*Listing*.
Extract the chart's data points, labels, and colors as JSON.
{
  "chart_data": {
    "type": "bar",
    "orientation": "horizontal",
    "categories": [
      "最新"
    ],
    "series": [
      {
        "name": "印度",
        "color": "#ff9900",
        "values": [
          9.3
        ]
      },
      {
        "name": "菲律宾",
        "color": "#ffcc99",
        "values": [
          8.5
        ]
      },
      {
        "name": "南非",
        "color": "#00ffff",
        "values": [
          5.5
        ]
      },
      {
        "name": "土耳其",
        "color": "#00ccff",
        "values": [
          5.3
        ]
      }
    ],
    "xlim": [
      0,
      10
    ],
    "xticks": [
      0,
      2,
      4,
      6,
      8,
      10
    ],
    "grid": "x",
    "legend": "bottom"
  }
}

*Required work*. Write down the full listing again, exactly.

*Result*.
Extract the chart's data points, labels, and colors as JSON.
{
  "chart_data": {
    "type": "bar",
    "orientation": "horizontal",
    "categories": [
      "最新"
    ],
    "series": [
      {
        "name": "印度",
        "color": "#ff9900",
        "values": [
          9.3
        ]
      },
      {
        "name": "菲律宾",
        "color": "#ffcc99",
        "values": [
          8.5
        ]
      },
      {
        "name": "南非",
        "color": "#00ffff",
        "values": [
          5.5
        ]
      },
      {
        "name": "土耳其",
        "color": "#00ccff",
        "values": [
          5.3
        ]
      }
    ],
    "xlim": [
      0,
      10
    ],
    "xticks": [
      0,
      2,
      4,
      6,
      8,
      10
    ],
    "grid": "x",
    "legend": "bottom"
  }
}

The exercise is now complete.